» **What you are asked to do**
Scan the data below for the string "aussi". Show every line where it turns up.

» **Data entries**
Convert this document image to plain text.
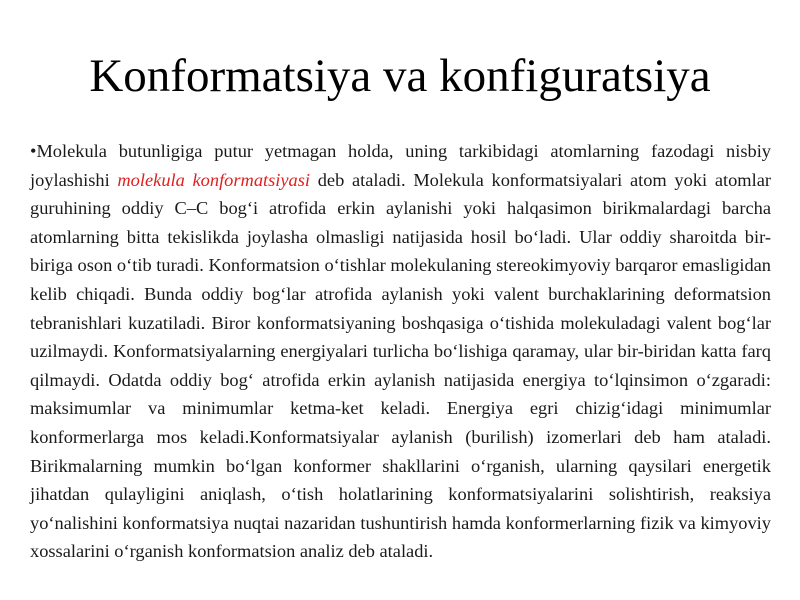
Konformatsiya va konfiguratsiya

•Molekula butunligiga putur yetmagan holda, uning tarkibidagi atomlarning fazodagi nisbiy joylashishi molekula konformatsiyasi deb ataladi. Molekula konformatsiyalari atom yoki atomlar guruhining oddiy C–C bog‘i atrofida erkin aylanishi yoki halqasimon birikmalardagi barcha atomlarning bitta tekislikda joylasha olmasligi natijasida hosil bo‘ladi. Ular oddiy sharoitda bir-biriga oson o‘tib turadi. Konformatsion o‘tishlar molekulaning stereokimyoviy barqaror emasligidan kelib chiqadi. Bunda oddiy bog‘lar atrofida aylanish yoki valent burchaklarining deformatsion tebranishlari kuzatiladi. Biror konformatsiyaning boshqasiga o‘tishida molekuladagi valent bog‘lar uzilmaydi. Konformatsiyalarning energiyalari turlicha bo‘lishiga qaramay, ular bir-biridan katta farq qilmaydi. Odatda oddiy bog‘ atrofida erkin aylanish natijasida energiya to‘lqinsimon o‘zgaradi: maksimumlar va minimumlar ketma-ket keladi. Energiya egri chizig‘idagi minimumlar konformerlarga mos keladi.Konformatsiyalar aylanish (burilish) izomerlari deb ham ataladi. Birikmalarning mumkin bo‘lgan konformer shakllarini o‘rganish, ularning qaysilari energetik jihatdan qulayligini aniqlash, o‘tish holatlarining konformatsiyalarini solishtirish, reaksiya yo‘nalishini konformatsiya nuqtai nazaridan tushuntirish hamda konformerlarning fizik va kimyoviy xossalarini o‘rganish konformatsion analiz deb ataladi.
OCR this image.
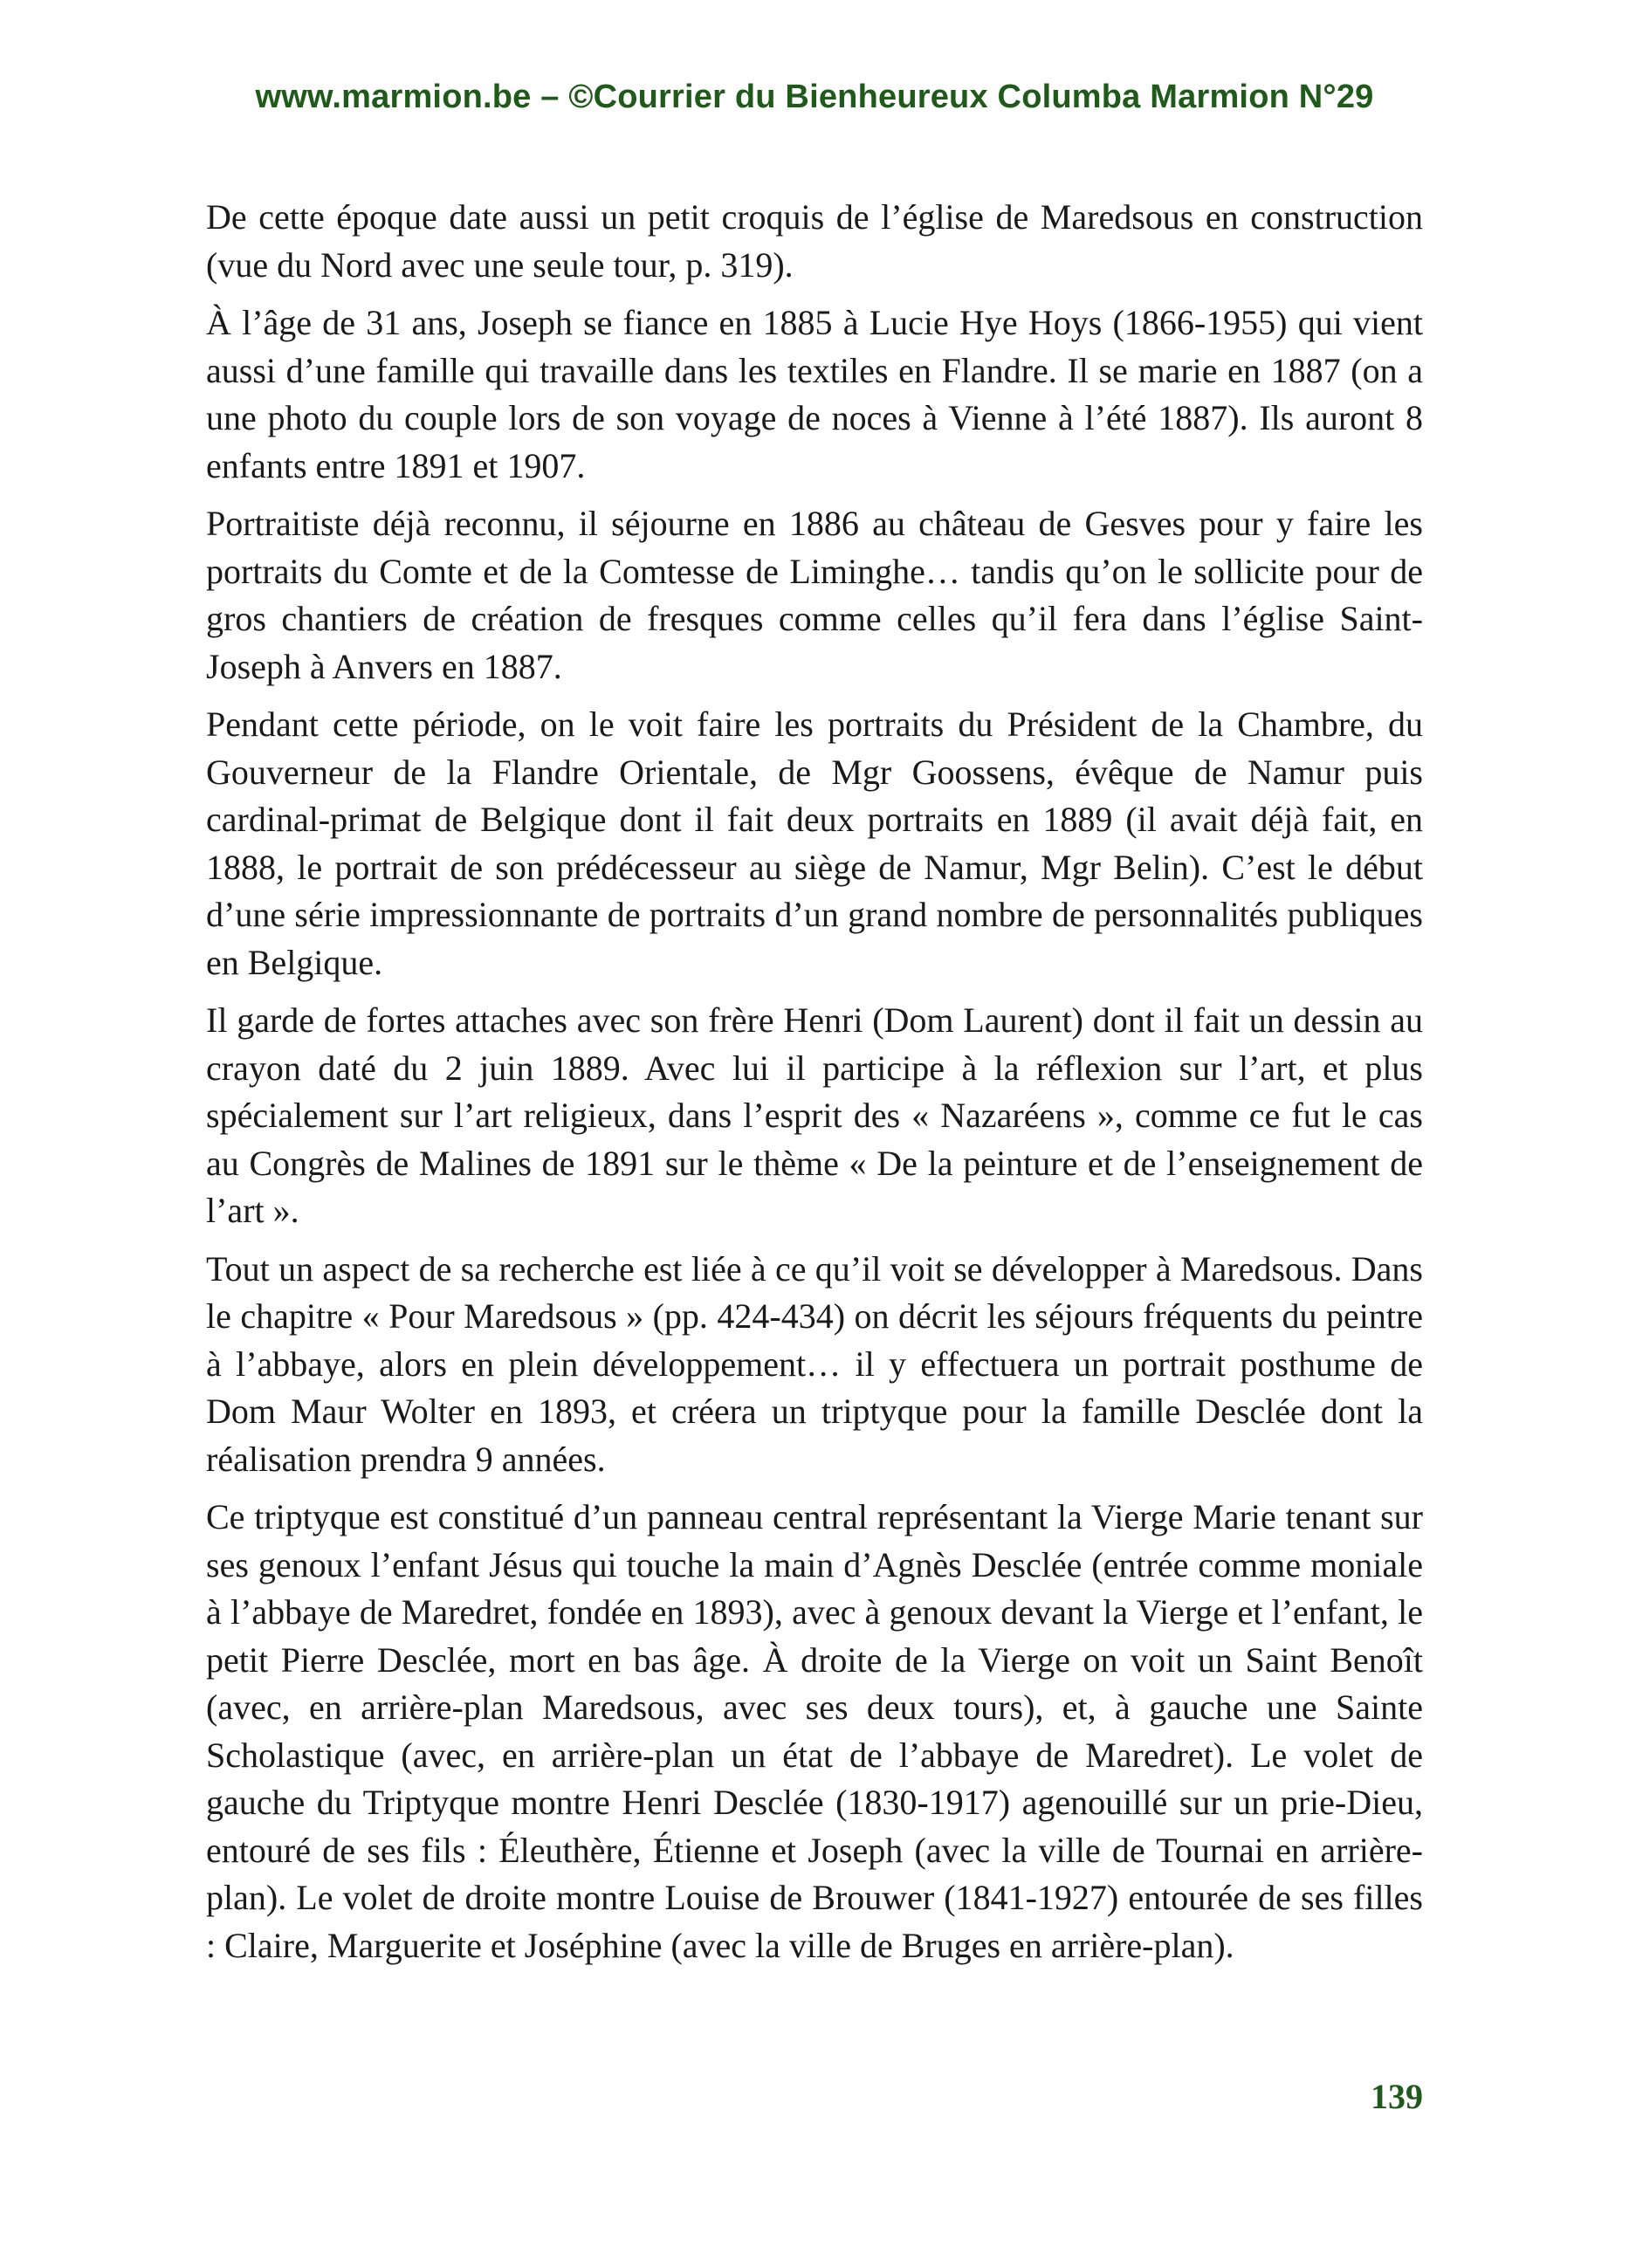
www.marmion.be – ©Courrier du Bienheureux Columba Marmion N°29

De cette époque date aussi un petit croquis de l’église de Maredsous en construction (vue du Nord avec une seule tour, p. 319).

À l’âge de 31 ans, Joseph se fiance en 1885 à Lucie Hye Hoys (1866-1955) qui vient aussi d’une famille qui travaille dans les textiles en Flandre. Il se marie en 1887 (on a une photo du couple lors de son voyage de noces à Vienne à l’été 1887). Ils auront 8 enfants entre 1891 et 1907.

Portraitiste déjà reconnu, il séjourne en 1886 au château de Gesves pour y faire les portraits du Comte et de la Comtesse de Liminghe… tandis qu’on le sollicite pour de gros chantiers de création de fresques comme celles qu’il fera dans l’église Saint-Joseph à Anvers en 1887.

Pendant cette période, on le voit faire les portraits du Président de la Chambre, du Gouverneur de la Flandre Orientale, de Mgr Goossens, évêque de Namur puis cardinal-primat de Belgique dont il fait deux portraits en 1889 (il avait déjà fait, en 1888, le portrait de son prédécesseur au siège de Namur, Mgr Belin). C’est le début d’une série impressionnante de portraits d’un grand nombre de personnalités publiques en Belgique.

Il garde de fortes attaches avec son frère Henri (Dom Laurent) dont il fait un dessin au crayon daté du 2 juin 1889. Avec lui il participe à la réflexion sur l’art, et plus spécialement sur l’art religieux, dans l’esprit des « Nazaréens », comme ce fut le cas au Congrès de Malines de 1891 sur le thème « De la peinture et de l’enseignement de l’art ».

Tout un aspect de sa recherche est liée à ce qu’il voit se développer à Maredsous. Dans le chapitre « Pour Maredsous » (pp. 424-434) on décrit les séjours fréquents du peintre à l’abbaye, alors en plein développement… il y effectuera un portrait posthume de Dom Maur Wolter en 1893, et créera un triptyque pour la famille Desclée dont la réalisation prendra 9 années.

Ce triptyque est constitué d’un panneau central représentant la Vierge Marie tenant sur ses genoux l’enfant Jésus qui touche la main d’Agnès Desclée (entrée comme moniale à l’abbaye de Maredret, fondée en 1893), avec à genoux devant la Vierge et l’enfant, le petit Pierre Desclée, mort en bas âge. À droite de la Vierge on voit un Saint Benoît (avec, en arrière-plan Maredsous, avec ses deux tours), et, à gauche une Sainte Scholastique (avec, en arrière-plan un état de l’abbaye de Maredret). Le volet de gauche du Triptyque montre Henri Desclée (1830-1917) agenouillé sur un prie-Dieu, entouré de ses fils : Éleuthère, Étienne et Joseph (avec la ville de Tournai en arrière-plan). Le volet de droite montre Louise de Brouwer (1841-1927) entourée de ses filles : Claire, Marguerite et Joséphine (avec la ville de Bruges en arrière-plan).

139
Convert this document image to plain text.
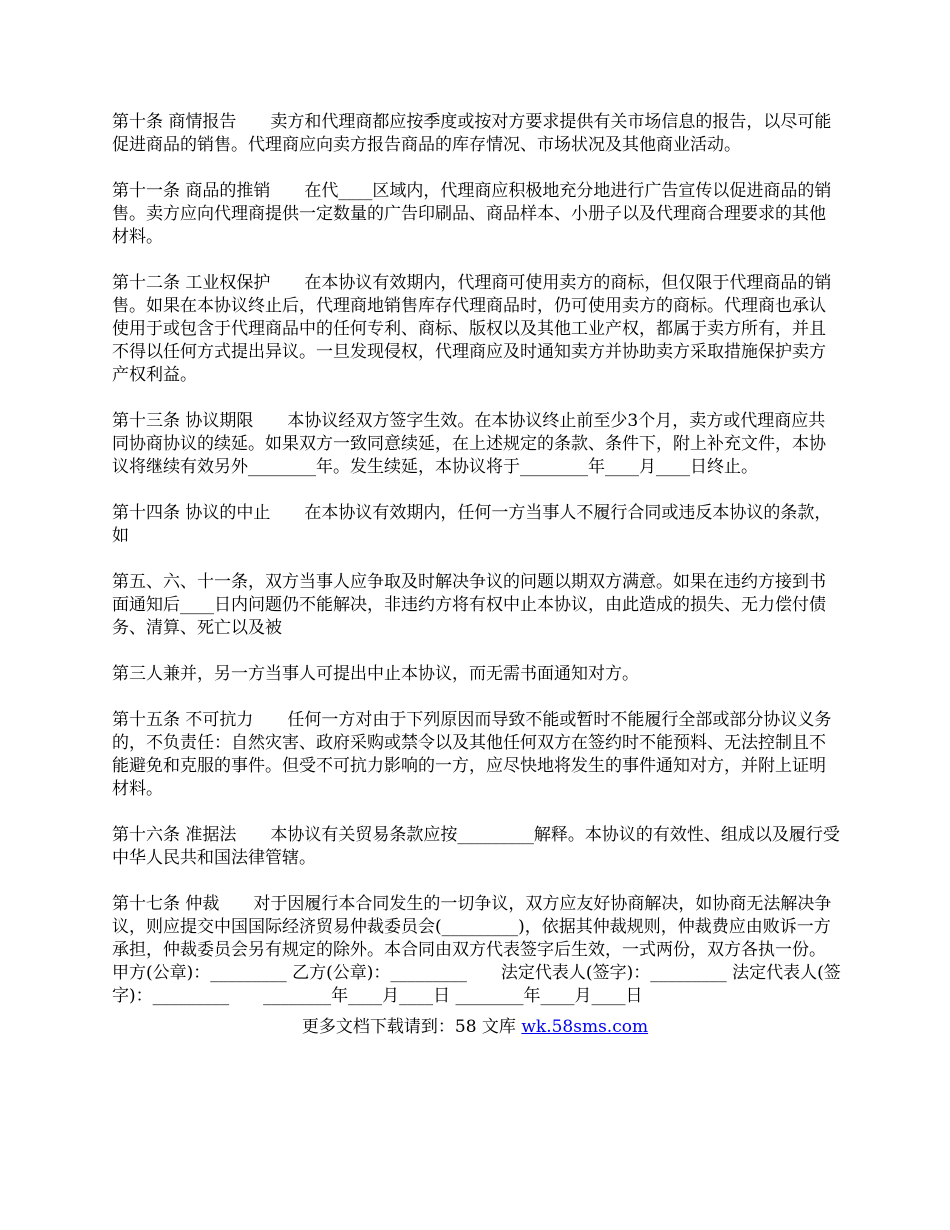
第十条 商情报告　　卖方和代理商都应按季度或按对方要求提供有关市场信息的报告，以尽可能促进商品的销售。代理商应向卖方报告商品的库存情况、市场状况及其他商业活动。

第十一条 商品的推销　　在代____区域内，代理商应积极地充分地进行广告宣传以促进商品的销售。卖方应向代理商提供一定数量的广告印刷品、商品样本、小册子以及代理商合理要求的其他材料。

第十二条 工业权保护　　在本协议有效期内，代理商可使用卖方的商标，但仅限于代理商品的销售。如果在本协议终止后，代理商地销售库存代理商品时，仍可使用卖方的商标。代理商也承认使用于或包含于代理商品中的任何专利、商标、版权以及其他工业产权，都属于卖方所有，并且不得以任何方式提出异议。一旦发现侵权，代理商应及时通知卖方并协助卖方采取措施保护卖方产权利益。

第十三条 协议期限　　本协议经双方签字生效。在本协议终止前至少3个月，卖方或代理商应共同协商协议的续延。如果双方一致同意续延，在上述规定的条款、条件下，附上补充文件，本协议将继续有效另外________年。发生续延，本协议将于________年____月____日终止。

第十四条 协议的中止　　在本协议有效期内，任何一方当事人不履行合同或违反本协议的条款，如

第五、六、十一条，双方当事人应争取及时解决争议的问题以期双方满意。如果在违约方接到书面通知后____日内问题仍不能解决，非违约方将有权中止本协议，由此造成的损失、无力偿付债务、清算、死亡以及被

第三人兼并，另一方当事人可提出中止本协议，而无需书面通知对方。

第十五条 不可抗力　　任何一方对由于下列原因而导致不能或暂时不能履行全部或部分协议义务的，不负责任：自然灾害、政府采购或禁令以及其他任何双方在签约时不能预料、无法控制且不能避免和克服的事件。但受不可抗力影响的一方，应尽快地将发生的事件通知对方，并附上证明材料。

第十六条 准据法　　本协议有关贸易条款应按_________解释。本协议的有效性、组成以及履行受中华人民共和国法律管辖。

第十七条 仲裁　　对于因履行本合同发生的一切争议，双方应友好协商解决，如协商无法解决争议，则应提交中国国际经济贸易仲裁委员会(_________)，依据其仲裁规则，仲裁费应由败诉一方承担，仲裁委员会另有规定的除外。本合同由双方代表签字后生效，一式两份，双方各执一份。　　甲方(公章)：_________ 乙方(公章)：_________　　法定代表人(签字)：_________ 法定代表人(签字)：_________　　________年____月____日 ________年____月____日

更多文档下载请到：58 文库 wk.58sms.com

» **Exercise answer**
De cette époque date aussi un petit croquis de l’église de Maredsous en construction (vue du Nord avec une seule tour, p. 319).
À l’âge de 31 ans, Joseph se fiance en 1885 à Lucie Hye Hoys (1866-1955) qui vient aussi d’une famille qui travaille dans les textiles en Flandre. Il se marie en 1887 (on a une photo du couple lors de son voyage de noces à Vienne à l’été 1887). Ils auront 8 enfants entre 1891 et 1907.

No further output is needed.